> [GIVEN REQUEST]
Every record here should be printed again exactly.

________________

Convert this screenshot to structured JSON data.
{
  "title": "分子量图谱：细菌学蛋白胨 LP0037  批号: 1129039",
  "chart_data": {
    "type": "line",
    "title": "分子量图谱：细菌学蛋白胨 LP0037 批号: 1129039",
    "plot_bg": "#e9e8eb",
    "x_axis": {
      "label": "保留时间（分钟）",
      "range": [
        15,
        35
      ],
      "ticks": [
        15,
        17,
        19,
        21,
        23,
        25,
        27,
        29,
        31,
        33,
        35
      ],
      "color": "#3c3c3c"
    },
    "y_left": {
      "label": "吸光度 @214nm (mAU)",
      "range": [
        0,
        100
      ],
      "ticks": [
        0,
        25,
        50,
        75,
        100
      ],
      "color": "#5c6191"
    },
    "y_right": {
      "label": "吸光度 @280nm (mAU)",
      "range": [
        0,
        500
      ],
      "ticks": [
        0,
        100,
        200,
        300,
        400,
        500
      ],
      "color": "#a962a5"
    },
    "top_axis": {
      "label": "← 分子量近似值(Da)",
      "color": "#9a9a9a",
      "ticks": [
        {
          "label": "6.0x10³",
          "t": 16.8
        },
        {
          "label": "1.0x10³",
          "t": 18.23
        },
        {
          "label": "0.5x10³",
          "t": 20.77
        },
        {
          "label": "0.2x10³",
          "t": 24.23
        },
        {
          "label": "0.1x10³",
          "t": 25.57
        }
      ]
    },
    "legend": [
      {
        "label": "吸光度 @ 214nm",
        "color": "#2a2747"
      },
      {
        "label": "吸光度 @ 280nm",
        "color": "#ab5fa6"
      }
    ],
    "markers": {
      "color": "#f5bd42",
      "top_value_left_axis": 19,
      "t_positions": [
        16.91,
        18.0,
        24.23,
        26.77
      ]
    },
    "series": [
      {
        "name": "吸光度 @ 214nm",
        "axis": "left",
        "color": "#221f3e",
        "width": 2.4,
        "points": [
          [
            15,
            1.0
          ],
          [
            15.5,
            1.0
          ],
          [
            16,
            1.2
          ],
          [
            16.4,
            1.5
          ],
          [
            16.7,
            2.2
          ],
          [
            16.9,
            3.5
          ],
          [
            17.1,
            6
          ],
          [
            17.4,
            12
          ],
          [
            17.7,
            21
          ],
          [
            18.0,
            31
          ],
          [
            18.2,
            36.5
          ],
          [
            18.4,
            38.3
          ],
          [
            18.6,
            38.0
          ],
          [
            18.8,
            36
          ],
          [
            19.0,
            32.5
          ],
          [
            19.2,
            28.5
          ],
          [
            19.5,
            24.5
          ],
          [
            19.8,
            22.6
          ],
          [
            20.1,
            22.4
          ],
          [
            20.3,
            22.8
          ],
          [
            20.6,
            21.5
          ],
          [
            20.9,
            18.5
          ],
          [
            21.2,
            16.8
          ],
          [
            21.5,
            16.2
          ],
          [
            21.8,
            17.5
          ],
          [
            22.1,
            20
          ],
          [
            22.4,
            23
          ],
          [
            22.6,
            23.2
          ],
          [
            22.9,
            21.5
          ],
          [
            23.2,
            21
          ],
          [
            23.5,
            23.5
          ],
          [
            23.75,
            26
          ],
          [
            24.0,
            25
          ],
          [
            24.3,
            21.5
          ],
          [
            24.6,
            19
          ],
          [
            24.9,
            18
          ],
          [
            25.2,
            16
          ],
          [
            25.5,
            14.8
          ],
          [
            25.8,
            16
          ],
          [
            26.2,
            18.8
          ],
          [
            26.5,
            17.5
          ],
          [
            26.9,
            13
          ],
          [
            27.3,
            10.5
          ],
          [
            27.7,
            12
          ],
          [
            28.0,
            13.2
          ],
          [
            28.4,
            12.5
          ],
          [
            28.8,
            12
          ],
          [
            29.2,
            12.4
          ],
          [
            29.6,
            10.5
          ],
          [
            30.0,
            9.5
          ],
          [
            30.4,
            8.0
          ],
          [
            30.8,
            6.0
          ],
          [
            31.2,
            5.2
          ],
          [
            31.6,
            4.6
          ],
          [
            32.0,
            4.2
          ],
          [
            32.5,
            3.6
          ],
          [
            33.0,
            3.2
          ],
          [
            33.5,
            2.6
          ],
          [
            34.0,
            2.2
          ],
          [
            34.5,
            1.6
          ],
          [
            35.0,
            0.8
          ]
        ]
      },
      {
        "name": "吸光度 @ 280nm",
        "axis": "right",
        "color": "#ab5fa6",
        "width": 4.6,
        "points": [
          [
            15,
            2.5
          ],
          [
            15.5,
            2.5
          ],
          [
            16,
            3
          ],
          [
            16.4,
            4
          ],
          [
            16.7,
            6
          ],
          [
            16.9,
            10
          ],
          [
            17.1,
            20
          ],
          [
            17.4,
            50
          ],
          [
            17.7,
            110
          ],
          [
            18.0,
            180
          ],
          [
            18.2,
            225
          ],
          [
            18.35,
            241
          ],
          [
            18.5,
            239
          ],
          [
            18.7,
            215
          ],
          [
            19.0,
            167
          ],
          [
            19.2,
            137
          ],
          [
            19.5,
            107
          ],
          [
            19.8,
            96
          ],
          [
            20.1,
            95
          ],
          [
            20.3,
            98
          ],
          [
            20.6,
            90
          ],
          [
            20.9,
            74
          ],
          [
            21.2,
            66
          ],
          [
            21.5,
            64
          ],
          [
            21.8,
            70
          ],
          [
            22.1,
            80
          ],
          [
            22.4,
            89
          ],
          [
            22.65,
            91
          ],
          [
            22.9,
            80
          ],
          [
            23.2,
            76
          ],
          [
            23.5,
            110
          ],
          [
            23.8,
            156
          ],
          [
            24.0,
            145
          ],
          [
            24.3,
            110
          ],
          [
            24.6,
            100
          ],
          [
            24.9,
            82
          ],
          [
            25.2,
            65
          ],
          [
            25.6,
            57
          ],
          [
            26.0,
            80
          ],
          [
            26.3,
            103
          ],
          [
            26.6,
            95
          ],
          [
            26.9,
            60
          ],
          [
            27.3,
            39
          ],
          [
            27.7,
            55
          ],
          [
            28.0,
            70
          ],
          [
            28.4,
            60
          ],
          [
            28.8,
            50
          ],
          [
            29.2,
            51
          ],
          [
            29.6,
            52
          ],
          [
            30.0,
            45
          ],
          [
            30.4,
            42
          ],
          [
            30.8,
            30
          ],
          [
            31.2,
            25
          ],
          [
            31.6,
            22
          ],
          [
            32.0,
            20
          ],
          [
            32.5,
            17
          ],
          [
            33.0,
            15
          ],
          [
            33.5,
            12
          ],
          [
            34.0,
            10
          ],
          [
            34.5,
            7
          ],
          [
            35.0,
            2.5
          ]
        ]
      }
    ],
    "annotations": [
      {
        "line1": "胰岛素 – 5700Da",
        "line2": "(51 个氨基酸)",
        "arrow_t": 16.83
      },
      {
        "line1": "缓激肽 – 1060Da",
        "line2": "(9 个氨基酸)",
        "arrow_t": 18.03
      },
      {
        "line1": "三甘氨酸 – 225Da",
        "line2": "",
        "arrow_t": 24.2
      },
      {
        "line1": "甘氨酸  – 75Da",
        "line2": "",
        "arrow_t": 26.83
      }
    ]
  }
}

________________

> [SOLUTION TO THE PROBLEM]
Convert this screenshot to structured JSON data.
{
  "title": "分子量图谱：细菌学蛋白胨 LP0037  批号: 1129039",
  "chart_data": {
    "type": "line",
    "title": "分子量图谱：细菌学蛋白胨 LP0037 批号: 1129039",
    "plot_bg": "#e9e8eb",
    "x_axis": {
      "label": "保留时间（分钟）",
      "range": [
        15,
        35
      ],
      "ticks": [
        15,
        17,
        19,
        21,
        23,
        25,
        27,
        29,
        31,
        33,
        35
      ],
      "color": "#3c3c3c"
    },
    "y_left": {
      "label": "吸光度 @214nm (mAU)",
      "range": [
        0,
        100
      ],
      "ticks": [
        0,
        25,
        50,
        75,
        100
      ],
      "color": "#5c6191"
    },
    "y_right": {
      "label": "吸光度 @280nm (mAU)",
      "range": [
        0,
        500
      ],
      "ticks": [
        0,
        100,
        200,
        300,
        400,
        500
      ],
      "color": "#a962a5"
    },
    "top_axis": {
      "label": "← 分子量近似值(Da)",
      "color": "#9a9a9a",
      "ticks": [
        {
          "label": "6.0x10³",
          "t": 16.8
        },
        {
          "label": "1.0x10³",
          "t": 18.23
        },
        {
          "label": "0.5x10³",
          "t": 20.77
        },
        {
          "label": "0.2x10³",
          "t": 24.23
        },
        {
          "label": "0.1x10³",
          "t": 25.57
        }
      ]
    },
    "legend": [
      {
        "label": "吸光度 @ 214nm",
        "color": "#2a2747"
      },
      {
        "label": "吸光度 @ 280nm",
        "color": "#ab5fa6"
      }
    ],
    "markers": {
      "color": "#f5bd42",
      "top_value_left_axis": 19,
      "t_positions": [
        16.91,
        18.0,
        24.23,
        26.77
      ]
    },
    "series": [
      {
        "name": "吸光度 @ 214nm",
        "axis": "left",
        "color": "#221f3e",
        "width": 2.4,
        "points": [
          [
            15,
            1.0
          ],
          [
            15.5,
            1.0
          ],
          [
            16,
            1.2
          ],
          [
            16.4,
            1.5
          ],
          [
            16.7,
            2.2
          ],
          [
            16.9,
            3.5
          ],
          [
            17.1,
            6
          ],
          [
            17.4,
            12
          ],
          [
            17.7,
            21
          ],
          [
            18.0,
            31
          ],
          [
            18.2,
            36.5
          ],
          [
            18.4,
            38.3
          ],
          [
            18.6,
            38.0
          ],
          [
            18.8,
            36
          ],
          [
            19.0,
            32.5
          ],
          [
            19.2,
            28.5
          ],
          [
            19.5,
            24.5
          ],
          [
            19.8,
            22.6
          ],
          [
            20.1,
            22.4
          ],
          [
            20.3,
            22.8
          ],
          [
            20.6,
            21.5
          ],
          [
            20.9,
            18.5
          ],
          [
            21.2,
            16.8
          ],
          [
            21.5,
            16.2
          ],
          [
            21.8,
            17.5
          ],
          [
            22.1,
            20
          ],
          [
            22.4,
            23
          ],
          [
            22.6,
            23.2
          ],
          [
            22.9,
            21.5
          ],
          [
            23.2,
            21
          ],
          [
            23.5,
            23.5
          ],
          [
            23.75,
            26
          ],
          [
            24.0,
            25
          ],
          [
            24.3,
            21.5
          ],
          [
            24.6,
            19
          ],
          [
            24.9,
            18
          ],
          [
            25.2,
            16
          ],
          [
            25.5,
            14.8
          ],
          [
            25.8,
            16
          ],
          [
            26.2,
            18.8
          ],
          [
            26.5,
            17.5
          ],
          [
            26.9,
            13
          ],
          [
            27.3,
            10.5
          ],
          [
            27.7,
            12
          ],
          [
            28.0,
            13.2
          ],
          [
            28.4,
            12.5
          ],
          [
            28.8,
            12
          ],
          [
            29.2,
            12.4
          ],
          [
            29.6,
            10.5
          ],
          [
            30.0,
            9.5
          ],
          [
            30.4,
            8.0
          ],
          [
            30.8,
            6.0
          ],
          [
            31.2,
            5.2
          ],
          [
            31.6,
            4.6
          ],
          [
            32.0,
            4.2
          ],
          [
            32.5,
            3.6
          ],
          [
            33.0,
            3.2
          ],
          [
            33.5,
            2.6
          ],
          [
            34.0,
            2.2
          ],
          [
            34.5,
            1.6
          ],
          [
            35.0,
            0.8
          ]
        ]
      },
      {
        "name": "吸光度 @ 280nm",
        "axis": "right",
        "color": "#ab5fa6",
        "width": 4.6,
        "points": [
          [
            15,
            2.5
          ],
          [
            15.5,
            2.5
          ],
          [
            16,
            3
          ],
          [
            16.4,
            4
          ],
          [
            16.7,
            6
          ],
          [
            16.9,
            10
          ],
          [
            17.1,
            20
          ],
          [
            17.4,
            50
          ],
          [
            17.7,
            110
          ],
          [
            18.0,
            180
          ],
          [
            18.2,
            225
          ],
          [
            18.35,
            241
          ],
          [
            18.5,
            239
          ],
          [
            18.7,
            215
          ],
          [
            19.0,
            167
          ],
          [
            19.2,
            137
          ],
          [
            19.5,
            107
          ],
          [
            19.8,
            96
          ],
          [
            20.1,
            95
          ],
          [
            20.3,
            98
          ],
          [
            20.6,
            90
          ],
          [
            20.9,
            74
          ],
          [
            21.2,
            66
          ],
          [
            21.5,
            64
          ],
          [
            21.8,
            70
          ],
          [
            22.1,
            80
          ],
          [
            22.4,
            89
          ],
          [
            22.65,
            91
          ],
          [
            22.9,
            80
          ],
          [
            23.2,
            76
          ],
          [
            23.5,
            110
          ],
          [
            23.8,
            156
          ],
          [
            24.0,
            145
          ],
          [
            24.3,
            110
          ],
          [
            24.6,
            100
          ],
          [
            24.9,
            82
          ],
          [
            25.2,
            65
          ],
          [
            25.6,
            57
          ],
          [
            26.0,
            80
          ],
          [
            26.3,
            103
          ],
          [
            26.6,
            95
          ],
          [
            26.9,
            60
          ],
          [
            27.3,
            39
          ],
          [
            27.7,
            55
          ],
          [
            28.0,
            70
          ],
          [
            28.4,
            60
          ],
          [
            28.8,
            50
          ],
          [
            29.2,
            51
          ],
          [
            29.6,
            52
          ],
          [
            30.0,
            45
          ],
          [
            30.4,
            42
          ],
          [
            30.8,
            30
          ],
          [
            31.2,
            25
          ],
          [
            31.6,
            22
          ],
          [
            32.0,
            20
          ],
          [
            32.5,
            17
          ],
          [
            33.0,
            15
          ],
          [
            33.5,
            12
          ],
          [
            34.0,
            10
          ],
          [
            34.5,
            7
          ],
          [
            35.0,
            2.5
          ]
        ]
      }
    ],
    "annotations": [
      {
        "line1": "胰岛素 – 5700Da",
        "line2": "(51 个氨基酸)",
        "arrow_t": 16.83
      },
      {
        "line1": "缓激肽 – 1060Da",
        "line2": "(9 个氨基酸)",
        "arrow_t": 18.03
      },
      {
        "line1": "三甘氨酸 – 225Da",
        "line2": "",
        "arrow_t": 24.2
      },
      {
        "line1": "甘氨酸  – 75Da",
        "line2": "",
        "arrow_t": 26.83
      }
    ]
  }
}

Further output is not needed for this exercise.